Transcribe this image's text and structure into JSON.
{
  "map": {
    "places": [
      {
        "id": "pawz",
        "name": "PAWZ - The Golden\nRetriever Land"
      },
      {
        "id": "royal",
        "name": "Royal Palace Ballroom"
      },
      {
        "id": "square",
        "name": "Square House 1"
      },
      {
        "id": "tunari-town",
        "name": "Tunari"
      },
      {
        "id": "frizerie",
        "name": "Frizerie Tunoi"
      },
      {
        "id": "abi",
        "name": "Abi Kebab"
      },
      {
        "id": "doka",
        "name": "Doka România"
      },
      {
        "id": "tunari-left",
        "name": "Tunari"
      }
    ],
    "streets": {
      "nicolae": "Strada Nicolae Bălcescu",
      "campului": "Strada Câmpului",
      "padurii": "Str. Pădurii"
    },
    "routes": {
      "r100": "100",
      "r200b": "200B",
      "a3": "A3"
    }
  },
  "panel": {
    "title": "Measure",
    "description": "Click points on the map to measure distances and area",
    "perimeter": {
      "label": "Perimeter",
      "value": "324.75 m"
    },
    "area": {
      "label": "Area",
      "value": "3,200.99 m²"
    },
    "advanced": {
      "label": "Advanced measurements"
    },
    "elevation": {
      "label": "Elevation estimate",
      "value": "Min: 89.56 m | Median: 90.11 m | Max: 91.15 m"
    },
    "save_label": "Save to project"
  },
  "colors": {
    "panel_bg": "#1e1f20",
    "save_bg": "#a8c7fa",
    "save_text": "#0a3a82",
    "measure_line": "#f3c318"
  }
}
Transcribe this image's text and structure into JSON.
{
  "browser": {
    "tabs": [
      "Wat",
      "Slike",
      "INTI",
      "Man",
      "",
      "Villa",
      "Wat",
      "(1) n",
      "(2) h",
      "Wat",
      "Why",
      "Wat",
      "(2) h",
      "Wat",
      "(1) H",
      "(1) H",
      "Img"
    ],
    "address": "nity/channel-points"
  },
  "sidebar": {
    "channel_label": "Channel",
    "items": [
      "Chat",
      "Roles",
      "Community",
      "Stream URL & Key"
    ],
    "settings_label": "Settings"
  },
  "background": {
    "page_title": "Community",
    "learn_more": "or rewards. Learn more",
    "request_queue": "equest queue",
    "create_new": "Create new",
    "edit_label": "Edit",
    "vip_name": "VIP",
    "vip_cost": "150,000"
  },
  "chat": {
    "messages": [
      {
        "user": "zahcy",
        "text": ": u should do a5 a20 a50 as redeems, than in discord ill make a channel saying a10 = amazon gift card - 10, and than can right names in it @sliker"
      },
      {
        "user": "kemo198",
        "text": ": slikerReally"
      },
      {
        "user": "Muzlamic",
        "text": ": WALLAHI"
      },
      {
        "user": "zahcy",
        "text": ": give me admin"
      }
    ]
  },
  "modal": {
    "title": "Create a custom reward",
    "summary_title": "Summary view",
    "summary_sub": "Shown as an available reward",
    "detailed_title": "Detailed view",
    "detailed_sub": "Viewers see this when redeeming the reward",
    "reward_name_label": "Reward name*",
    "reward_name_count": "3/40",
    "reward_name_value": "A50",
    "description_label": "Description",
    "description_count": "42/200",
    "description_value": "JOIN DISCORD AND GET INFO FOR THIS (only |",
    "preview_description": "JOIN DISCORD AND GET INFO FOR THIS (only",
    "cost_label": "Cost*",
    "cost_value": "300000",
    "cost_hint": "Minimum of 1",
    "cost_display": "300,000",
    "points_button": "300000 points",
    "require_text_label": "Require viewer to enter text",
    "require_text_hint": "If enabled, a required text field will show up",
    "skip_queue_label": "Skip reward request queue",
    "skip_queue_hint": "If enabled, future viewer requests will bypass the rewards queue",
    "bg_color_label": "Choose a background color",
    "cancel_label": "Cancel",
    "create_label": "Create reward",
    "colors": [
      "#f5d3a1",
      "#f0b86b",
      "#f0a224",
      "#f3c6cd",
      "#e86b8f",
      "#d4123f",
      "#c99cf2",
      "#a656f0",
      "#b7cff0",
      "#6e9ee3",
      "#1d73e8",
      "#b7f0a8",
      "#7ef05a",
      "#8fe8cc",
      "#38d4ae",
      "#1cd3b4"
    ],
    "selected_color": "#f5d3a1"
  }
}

### What is asked
Return the whole listing exactly, with every line included.

### Solution to the problem
Transcribe this image's text and structure into JSON.
{
  "map": {
    "places": [
      {
        "id": "pawz",
        "name": "PAWZ - The Golden\nRetriever Land"
      },
      {
        "id": "royal",
        "name": "Royal Palace Ballroom"
      },
      {
        "id": "square",
        "name": "Square House 1"
      },
      {
        "id": "tunari-town",
        "name": "Tunari"
      },
      {
        "id": "frizerie",
        "name": "Frizerie Tunoi"
      },
      {
        "id": "abi",
        "name": "Abi Kebab"
      },
      {
        "id": "doka",
        "name": "Doka România"
      },
      {
        "id": "tunari-left",
        "name": "Tunari"
      }
    ],
    "streets": {
      "nicolae": "Strada Nicolae Bălcescu",
      "campului": "Strada Câmpului",
      "padurii": "Str. Pădurii"
    },
    "routes": {
      "r100": "100",
      "r200b": "200B",
      "a3": "A3"
    }
  },
  "panel": {
    "title": "Measure",
    "description": "Click points on the map to measure distances and area",
    "perimeter": {
      "label": "Perimeter",
      "value": "324.75 m"
    },
    "area": {
      "label": "Area",
      "value": "3,200.99 m²"
    },
    "advanced": {
      "label": "Advanced measurements"
    },
    "elevation": {
      "label": "Elevation estimate",
      "value": "Min: 89.56 m | Median: 90.11 m | Max: 91.15 m"
    },
    "save_label": "Save to project"
  },
  "colors": {
    "panel_bg": "#1e1f20",
    "save_bg": "#a8c7fa",
    "save_text": "#0a3a82",
    "measure_line": "#f3c318"
  }
}
Transcribe this image's text and structure into JSON.
{
  "browser": {
    "tabs": [
      "Wat",
      "Slike",
      "INTI",
      "Man",
      "",
      "Villa",
      "Wat",
      "(1) n",
      "(2) h",
      "Wat",
      "Why",
      "Wat",
      "(2) h",
      "Wat",
      "(1) H",
      "(1) H",
      "Img"
    ],
    "address": "nity/channel-points"
  },
  "sidebar": {
    "channel_label": "Channel",
    "items": [
      "Chat",
      "Roles",
      "Community",
      "Stream URL & Key"
    ],
    "settings_label": "Settings"
  },
  "background": {
    "page_title": "Community",
    "learn_more": "or rewards. Learn more",
    "request_queue": "equest queue",
    "create_new": "Create new",
    "edit_label": "Edit",
    "vip_name": "VIP",
    "vip_cost": "150,000"
  },
  "chat": {
    "messages": [
      {
        "user": "zahcy",
        "text": ": u should do a5 a20 a50 as redeems, than in discord ill make a channel saying a10 = amazon gift card - 10, and than can right names in it @sliker"
      },
      {
        "user": "kemo198",
        "text": ": slikerReally"
      },
      {
        "user": "Muzlamic",
        "text": ": WALLAHI"
      },
      {
        "user": "zahcy",
        "text": ": give me admin"
      }
    ]
  },
  "modal": {
    "title": "Create a custom reward",
    "summary_title": "Summary view",
    "summary_sub": "Shown as an available reward",
    "detailed_title": "Detailed view",
    "detailed_sub": "Viewers see this when redeeming the reward",
    "reward_name_label": "Reward name*",
    "reward_name_count": "3/40",
    "reward_name_value": "A50",
    "description_label": "Description",
    "description_count": "42/200",
    "description_value": "JOIN DISCORD AND GET INFO FOR THIS (only |",
    "preview_description": "JOIN DISCORD AND GET INFO FOR THIS (only",
    "cost_label": "Cost*",
    "cost_value": "300000",
    "cost_hint": "Minimum of 1",
    "cost_display": "300,000",
    "points_button": "300000 points",
    "require_text_label": "Require viewer to enter text",
    "require_text_hint": "If enabled, a required text field will show up",
    "skip_queue_label": "Skip reward request queue",
    "skip_queue_hint": "If enabled, future viewer requests will bypass the rewards queue",
    "bg_color_label": "Choose a background color",
    "cancel_label": "Cancel",
    "create_label": "Create reward",
    "colors": [
      "#f5d3a1",
      "#f0b86b",
      "#f0a224",
      "#f3c6cd",
      "#e86b8f",
      "#d4123f",
      "#c99cf2",
      "#a656f0",
      "#b7cff0",
      "#6e9ee3",
      "#1d73e8",
      "#b7f0a8",
      "#7ef05a",
      "#8fe8cc",
      "#38d4ae",
      "#1cd3b4"
    ],
    "selected_color": "#f5d3a1"
  }
}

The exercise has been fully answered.